*What to work on*:
Copy out each line in the material below that has the word "milice".

*Recorded data*:
▼▼▼

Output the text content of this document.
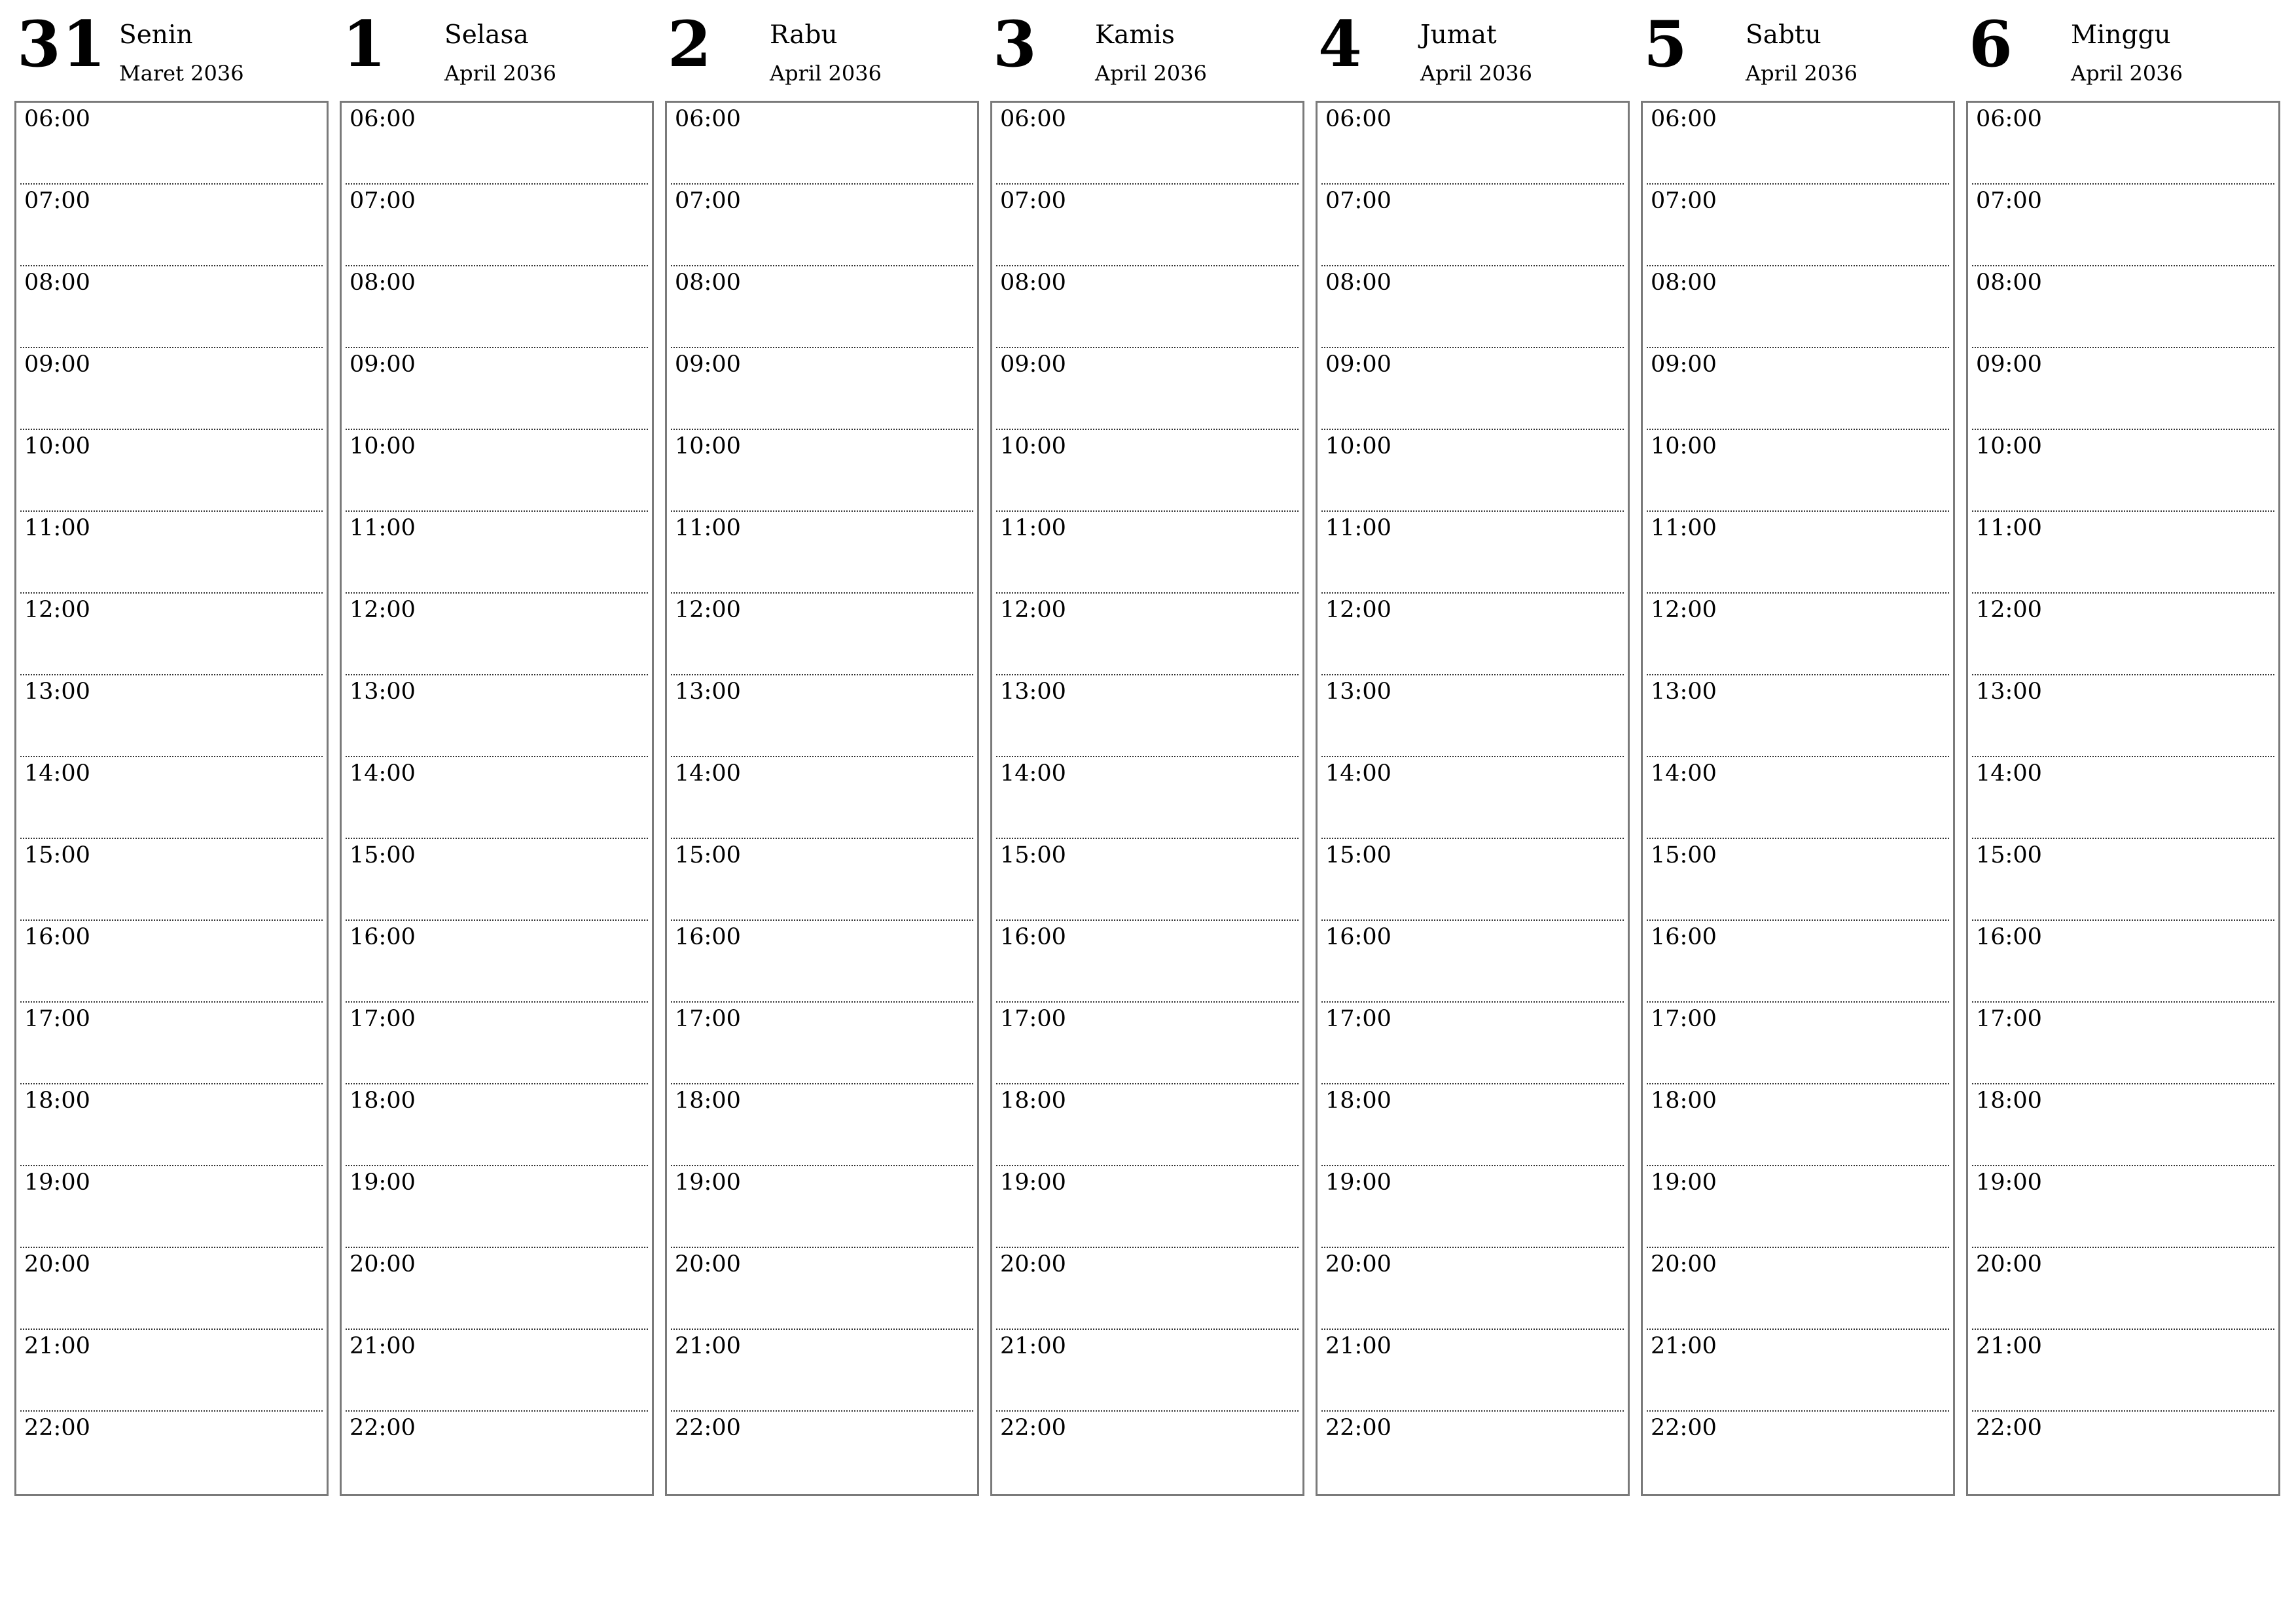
31 Senin
Maret 2036
06:00
07:00
08:00
09:00
10:00
11:00
12:00
13:00
14:00
15:00
16:00
17:00
18:00
19:00
20:00
21:00
22:00
1 Selasa
April 2036
06:00
07:00
08:00
09:00
10:00
11:00
12:00
13:00
14:00
15:00
16:00
17:00
18:00
19:00
20:00
21:00
22:00
2 Rabu
April 2036
06:00
07:00
08:00
09:00
10:00
11:00
12:00
13:00
14:00
15:00
16:00
17:00
18:00
19:00
20:00
21:00
22:00
3 Kamis
April 2036
06:00
07:00
08:00
09:00
10:00
11:00
12:00
13:00
14:00
15:00
16:00
17:00
18:00
19:00
20:00
21:00
22:00
4 Jumat
April 2036
06:00
07:00
08:00
09:00
10:00
11:00
12:00
13:00
14:00
15:00
16:00
17:00
18:00
19:00
20:00
21:00
22:00
5 Sabtu
April 2036
06:00
07:00
08:00
09:00
10:00
11:00
12:00
13:00
14:00
15:00
16:00
17:00
18:00
19:00
20:00
21:00
22:00
6 Minggu
April 2036
06:00
07:00
08:00
09:00
10:00
11:00
12:00
13:00
14:00
15:00
16:00
17:00
18:00
19:00
20:00
21:00
22:00
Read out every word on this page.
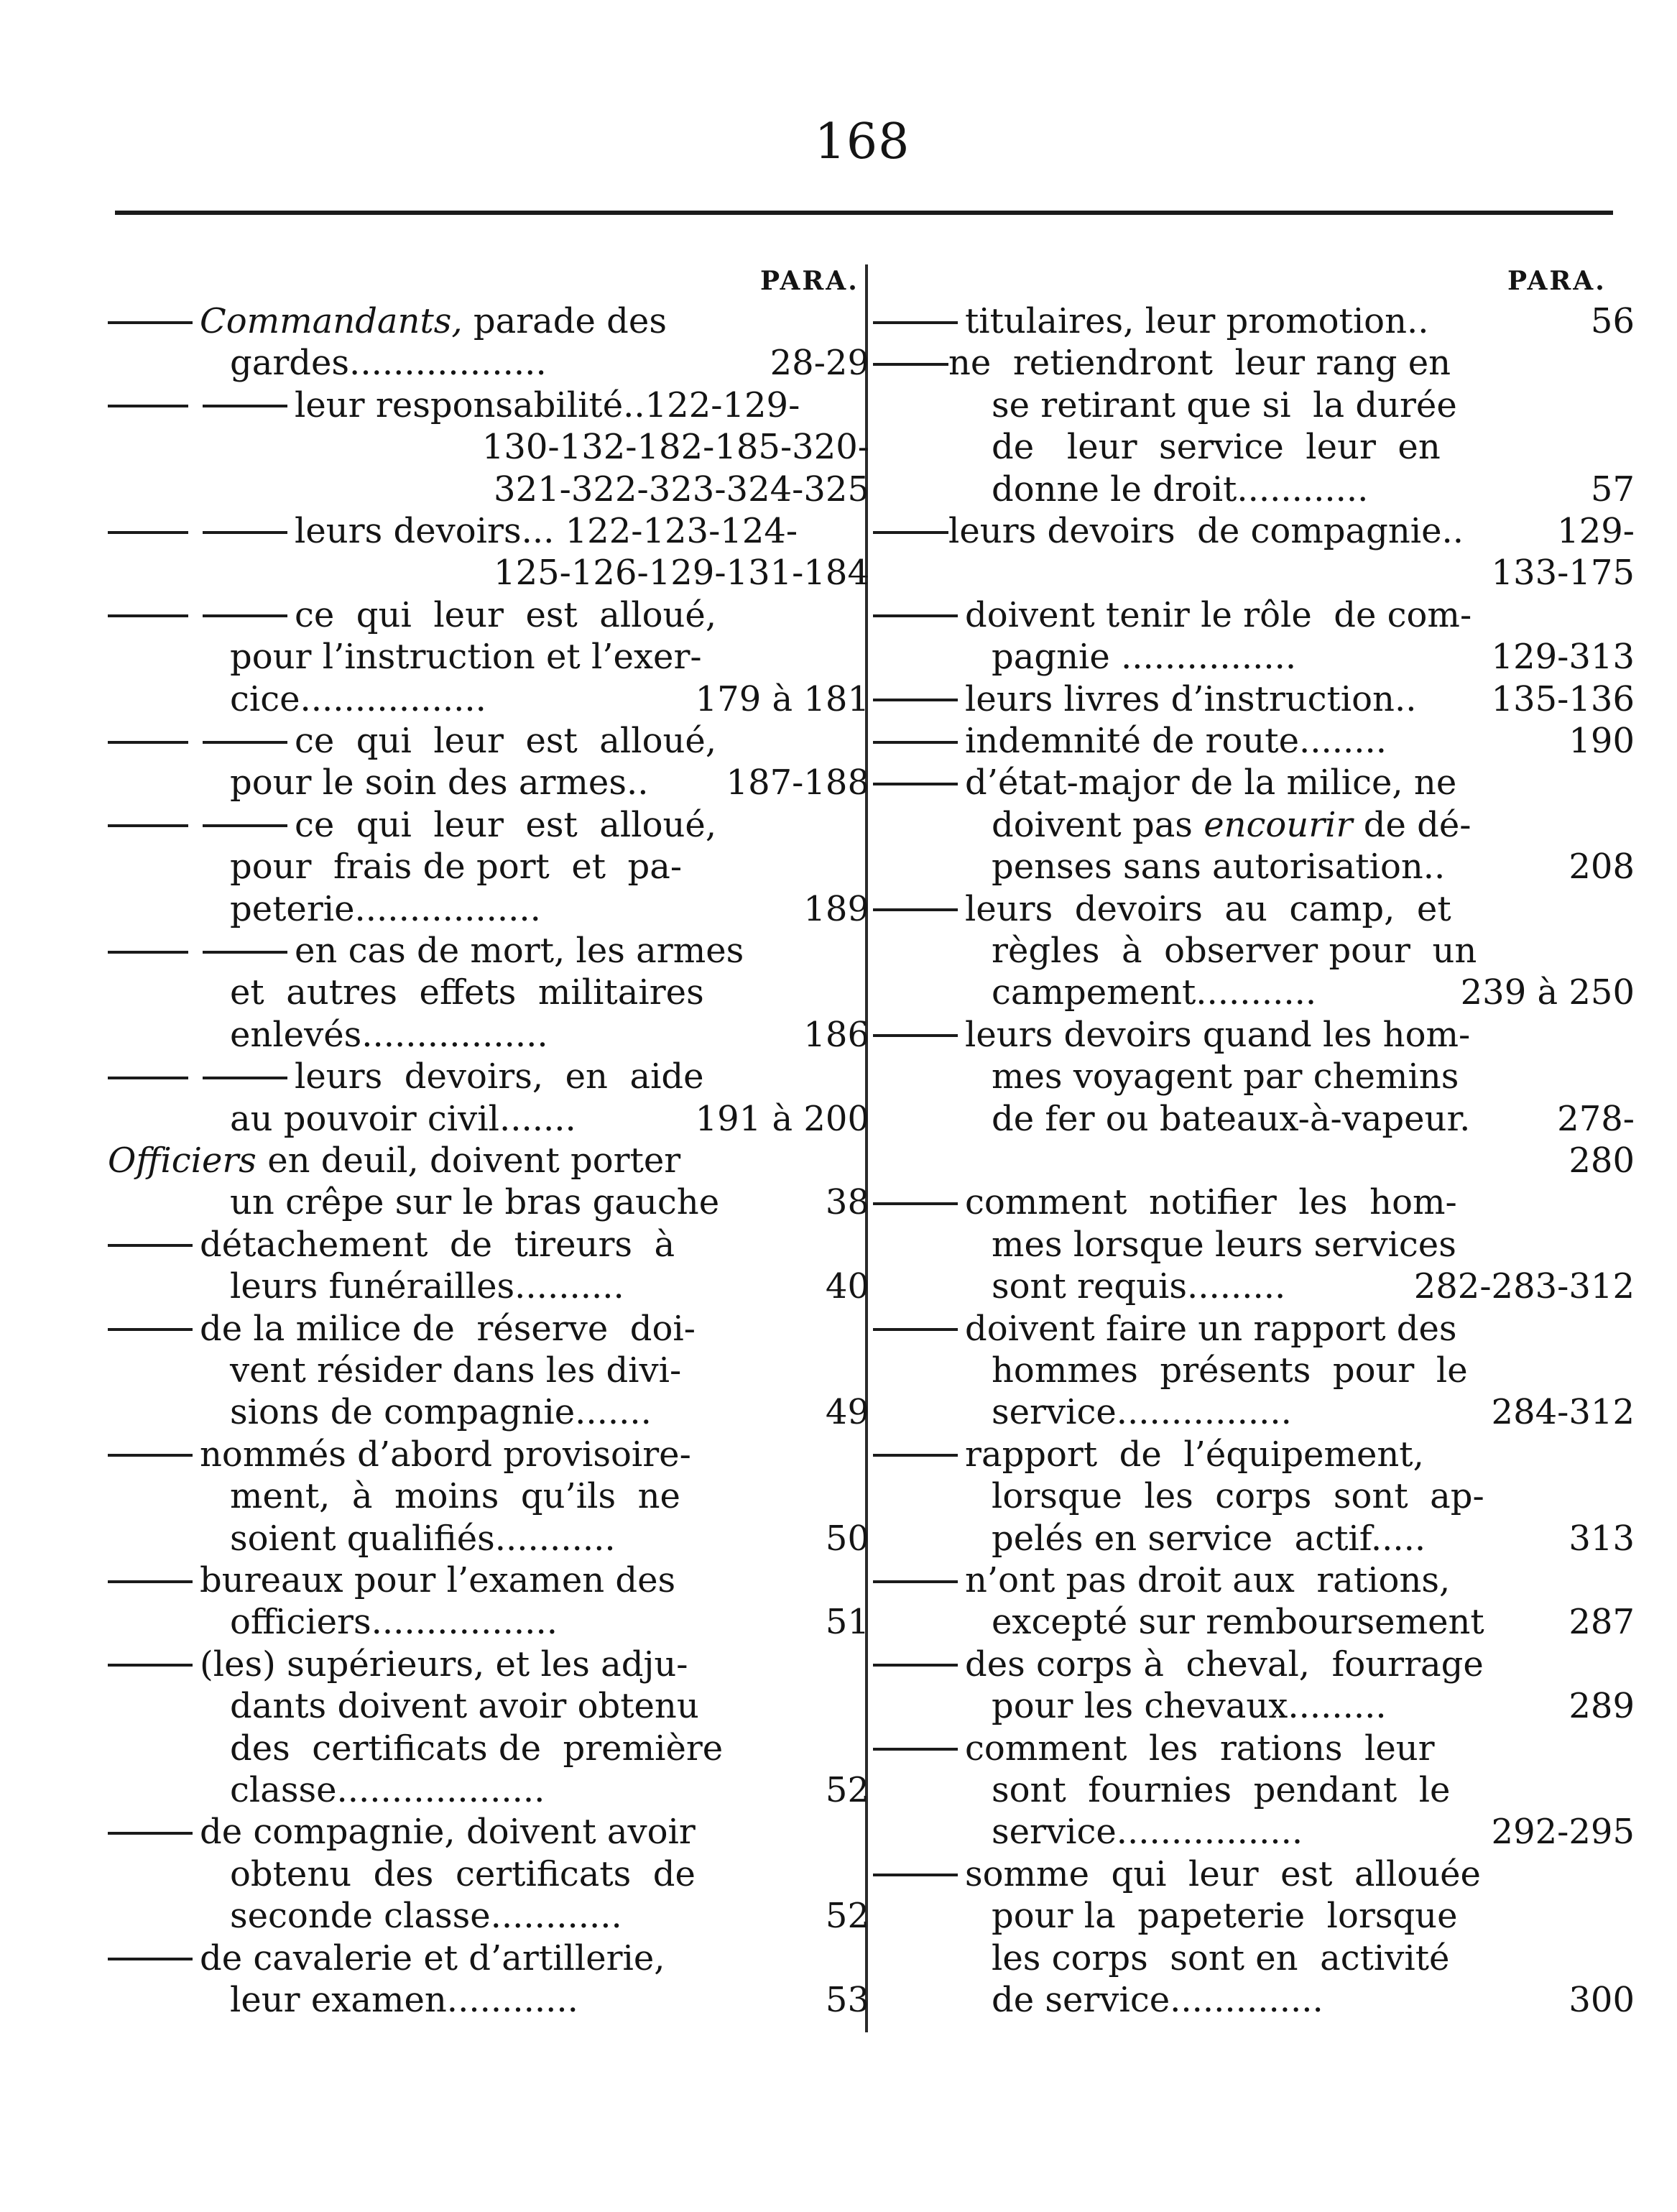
168
PARA.	PARA.
Commandants, parade des
gardes..................	28-29
leur responsabilité..122-129-
130-132-182-185-320-
321-322-323-324-325
leurs devoirs... 122-123-124-
125-126-129-131-184
ce  qui  leur  est  alloué,
pour l’instruction et l’exer-
cice.................	179 à 181
ce  qui  leur  est  alloué,
pour le soin des armes.. 187-188
ce  qui  leur  est  alloué,
pour  frais de port  et  pa-
peterie.................	189
en cas de mort, les armes
et  autres  effets  militaires
enlevés.................	186
leurs  devoirs,  en  aide
au pouvoir civil.......	191 à 200
Officiers en deuil, doivent porter
un crêpe sur le bras gauche	38
détachement  de  tireurs  à
leurs funérailles..........	40
de la milice de  réserve  doi-
vent résider dans les divi-
sions de compagnie.......	49
nommés d’abord provisoire-
ment,  à  moins  qu’ils  ne
soient qualifiés...........	50
bureaux pour l’examen des
officiers.................	51
(les) supérieurs, et les adju-
dants doivent avoir obtenu
des  certificats de  première
classe...................	52
de compagnie, doivent avoir
obtenu  des  certificats  de
seconde classe............	52
de cavalerie et d’artillerie,
leur examen............	53
titulaires, leur promotion..	56
ne  retiendront  leur rang en
se retirant que si  la durée
de   leur  service  leur  en
donne le droit............	57
leurs devoirs  de compagnie..	129-
133-175
doivent tenir le rôle  de com-
pagnie ................	129-313
leurs livres d’instruction.. 135-136
indemnité de route........	190
d’état-major de la milice, ne
doivent pas encourir de dé-
penses sans autorisation..	208
leurs  devoirs  au  camp,  et
règles  à  observer pour  un
campement...........	239 à 250
leurs devoirs quand les hom-
mes voyagent par chemins
de fer ou bateaux-à-vapeur.	278-
280
comment  notifier  les  hom-
mes lorsque leurs services
sont requis.........	282-283-312
doivent faire un rapport des
hommes  présents  pour  le
service................	284-312
rapport  de  l’équipement,
lorsque  les  corps  sont  ap-
pelés en service  actif.....	313
n’ont pas droit aux  rations,
excepté sur remboursement 287
des corps à  cheval,  fourrage
pour les chevaux.........	289
comment  les  rations  leur
sont  fournies  pendant  le
service.................	292-295
somme  qui  leur  est  allouée
pour la  papeterie  lorsque
les corps  sont en  activité
de service..............	300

▲▲▲

*Solution to this task*:
de la milice de  réserve  doi-
d’état-major de la milice, ne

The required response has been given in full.